Write out the full set of records below exactly.

□ □ □

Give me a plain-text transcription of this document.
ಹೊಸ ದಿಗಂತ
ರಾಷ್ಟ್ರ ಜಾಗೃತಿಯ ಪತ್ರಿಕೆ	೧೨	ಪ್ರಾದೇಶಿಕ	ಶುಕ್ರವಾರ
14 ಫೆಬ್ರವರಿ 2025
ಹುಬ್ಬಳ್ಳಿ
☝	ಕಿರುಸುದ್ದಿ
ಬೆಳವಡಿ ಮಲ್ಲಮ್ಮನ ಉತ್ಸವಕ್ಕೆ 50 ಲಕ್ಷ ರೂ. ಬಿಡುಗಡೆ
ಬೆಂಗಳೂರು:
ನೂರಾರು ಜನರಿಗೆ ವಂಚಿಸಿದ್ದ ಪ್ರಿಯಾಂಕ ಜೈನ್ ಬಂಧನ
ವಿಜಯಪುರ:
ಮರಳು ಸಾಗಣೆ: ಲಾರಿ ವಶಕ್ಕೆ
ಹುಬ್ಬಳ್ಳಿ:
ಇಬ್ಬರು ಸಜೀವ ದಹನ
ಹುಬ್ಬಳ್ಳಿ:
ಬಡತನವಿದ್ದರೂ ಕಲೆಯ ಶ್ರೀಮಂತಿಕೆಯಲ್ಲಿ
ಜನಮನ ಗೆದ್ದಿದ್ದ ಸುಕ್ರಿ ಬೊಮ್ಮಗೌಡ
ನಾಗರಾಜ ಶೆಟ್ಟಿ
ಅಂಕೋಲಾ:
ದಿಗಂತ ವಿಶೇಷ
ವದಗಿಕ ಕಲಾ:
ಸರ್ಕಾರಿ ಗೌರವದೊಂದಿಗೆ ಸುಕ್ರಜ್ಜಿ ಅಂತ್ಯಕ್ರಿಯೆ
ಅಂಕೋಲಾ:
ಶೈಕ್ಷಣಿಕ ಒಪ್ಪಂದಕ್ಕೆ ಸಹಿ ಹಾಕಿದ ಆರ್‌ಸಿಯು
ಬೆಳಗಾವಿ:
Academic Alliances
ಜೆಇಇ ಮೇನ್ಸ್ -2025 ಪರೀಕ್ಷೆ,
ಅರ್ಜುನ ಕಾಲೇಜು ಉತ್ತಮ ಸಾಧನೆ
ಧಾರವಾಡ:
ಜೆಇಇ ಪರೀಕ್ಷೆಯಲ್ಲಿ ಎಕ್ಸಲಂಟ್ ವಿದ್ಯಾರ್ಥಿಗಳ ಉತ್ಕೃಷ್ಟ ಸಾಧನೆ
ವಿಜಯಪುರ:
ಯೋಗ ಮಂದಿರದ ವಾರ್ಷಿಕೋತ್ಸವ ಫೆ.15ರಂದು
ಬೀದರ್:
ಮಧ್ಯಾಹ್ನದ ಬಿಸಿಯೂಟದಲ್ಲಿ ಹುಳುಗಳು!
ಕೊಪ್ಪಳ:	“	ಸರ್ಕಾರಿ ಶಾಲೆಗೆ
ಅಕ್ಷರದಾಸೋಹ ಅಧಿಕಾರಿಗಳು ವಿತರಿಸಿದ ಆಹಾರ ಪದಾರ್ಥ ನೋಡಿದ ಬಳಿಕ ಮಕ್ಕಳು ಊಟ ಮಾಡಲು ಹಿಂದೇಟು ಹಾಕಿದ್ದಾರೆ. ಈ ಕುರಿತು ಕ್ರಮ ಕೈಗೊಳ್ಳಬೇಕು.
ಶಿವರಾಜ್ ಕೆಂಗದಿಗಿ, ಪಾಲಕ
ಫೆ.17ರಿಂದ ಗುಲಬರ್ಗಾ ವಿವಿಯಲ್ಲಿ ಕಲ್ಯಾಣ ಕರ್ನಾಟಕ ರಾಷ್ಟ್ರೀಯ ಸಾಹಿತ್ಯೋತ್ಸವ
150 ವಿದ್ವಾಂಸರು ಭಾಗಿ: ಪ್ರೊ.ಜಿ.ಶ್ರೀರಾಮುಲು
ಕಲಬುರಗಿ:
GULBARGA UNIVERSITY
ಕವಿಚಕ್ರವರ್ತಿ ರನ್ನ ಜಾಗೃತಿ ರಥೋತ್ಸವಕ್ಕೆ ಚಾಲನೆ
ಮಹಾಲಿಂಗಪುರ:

□ □ □

* _ANSWER TO THIS PROBLEM_:
Give me a plain-text transcription of this document.
ಹೊಸ ದಿಗಂತ
ರಾಷ್ಟ್ರ ಜಾಗೃತಿಯ ಪತ್ರಿಕೆ	೧೨	ಪ್ರಾದೇಶಿಕ	ಶುಕ್ರವಾರ
14 ಫೆಬ್ರವರಿ 2025
ಹುಬ್ಬಳ್ಳಿ
☝	ಕಿರುಸುದ್ದಿ
ಬೆಳವಡಿ ಮಲ್ಲಮ್ಮನ ಉತ್ಸವಕ್ಕೆ 50 ಲಕ್ಷ ರೂ. ಬಿಡುಗಡೆ
ಬೆಂಗಳೂರು:
ನೂರಾರು ಜನರಿಗೆ ವಂಚಿಸಿದ್ದ ಪ್ರಿಯಾಂಕ ಜೈನ್ ಬಂಧನ
ವಿಜಯಪುರ:
ಮರಳು ಸಾಗಣೆ: ಲಾರಿ ವಶಕ್ಕೆ
ಹುಬ್ಬಳ್ಳಿ:
ಇಬ್ಬರು ಸಜೀವ ದಹನ
ಹುಬ್ಬಳ್ಳಿ:
ಬಡತನವಿದ್ದರೂ ಕಲೆಯ ಶ್ರೀಮಂತಿಕೆಯಲ್ಲಿ
ಜನಮನ ಗೆದ್ದಿದ್ದ ಸುಕ್ರಿ ಬೊಮ್ಮಗೌಡ
ನಾಗರಾಜ ಶೆಟ್ಟಿ
ಅಂಕೋಲಾ:
ದಿಗಂತ ವಿಶೇಷ
ವದಗಿಕ ಕಲಾ:
ಸರ್ಕಾರಿ ಗೌರವದೊಂದಿಗೆ ಸುಕ್ರಜ್ಜಿ ಅಂತ್ಯಕ್ರಿಯೆ
ಅಂಕೋಲಾ:
ಶೈಕ್ಷಣಿಕ ಒಪ್ಪಂದಕ್ಕೆ ಸಹಿ ಹಾಕಿದ ಆರ್‌ಸಿಯು
ಬೆಳಗಾವಿ:
Academic Alliances
ಜೆಇಇ ಮೇನ್ಸ್ -2025 ಪರೀಕ್ಷೆ,
ಅರ್ಜುನ ಕಾಲೇಜು ಉತ್ತಮ ಸಾಧನೆ
ಧಾರವಾಡ:
ಜೆಇಇ ಪರೀಕ್ಷೆಯಲ್ಲಿ ಎಕ್ಸಲಂಟ್ ವಿದ್ಯಾರ್ಥಿಗಳ ಉತ್ಕೃಷ್ಟ ಸಾಧನೆ
ವಿಜಯಪುರ:
ಯೋಗ ಮಂದಿರದ ವಾರ್ಷಿಕೋತ್ಸವ ಫೆ.15ರಂದು
ಬೀದರ್:
ಮಧ್ಯಾಹ್ನದ ಬಿಸಿಯೂಟದಲ್ಲಿ ಹುಳುಗಳು!
ಕೊಪ್ಪಳ:	“	ಸರ್ಕಾರಿ ಶಾಲೆಗೆ
ಅಕ್ಷರದಾಸೋಹ ಅಧಿಕಾರಿಗಳು ವಿತರಿಸಿದ ಆಹಾರ ಪದಾರ್ಥ ನೋಡಿದ ಬಳಿಕ ಮಕ್ಕಳು ಊಟ ಮಾಡಲು ಹಿಂದೇಟು ಹಾಕಿದ್ದಾರೆ. ಈ ಕುರಿತು ಕ್ರಮ ಕೈಗೊಳ್ಳಬೇಕು.
ಶಿವರಾಜ್ ಕೆಂಗದಿಗಿ, ಪಾಲಕ
ಫೆ.17ರಿಂದ ಗುಲಬರ್ಗಾ ವಿವಿಯಲ್ಲಿ ಕಲ್ಯಾಣ ಕರ್ನಾಟಕ ರಾಷ್ಟ್ರೀಯ ಸಾಹಿತ್ಯೋತ್ಸವ
150 ವಿದ್ವಾಂಸರು ಭಾಗಿ: ಪ್ರೊ.ಜಿ.ಶ್ರೀರಾಮುಲು
ಕಲಬುರಗಿ:
GULBARGA UNIVERSITY
ಕವಿಚಕ್ರವರ್ತಿ ರನ್ನ ಜಾಗೃತಿ ರಥೋತ್ಸವಕ್ಕೆ ಚಾಲನೆ
ಮಹಾಲಿಂಗಪುರ:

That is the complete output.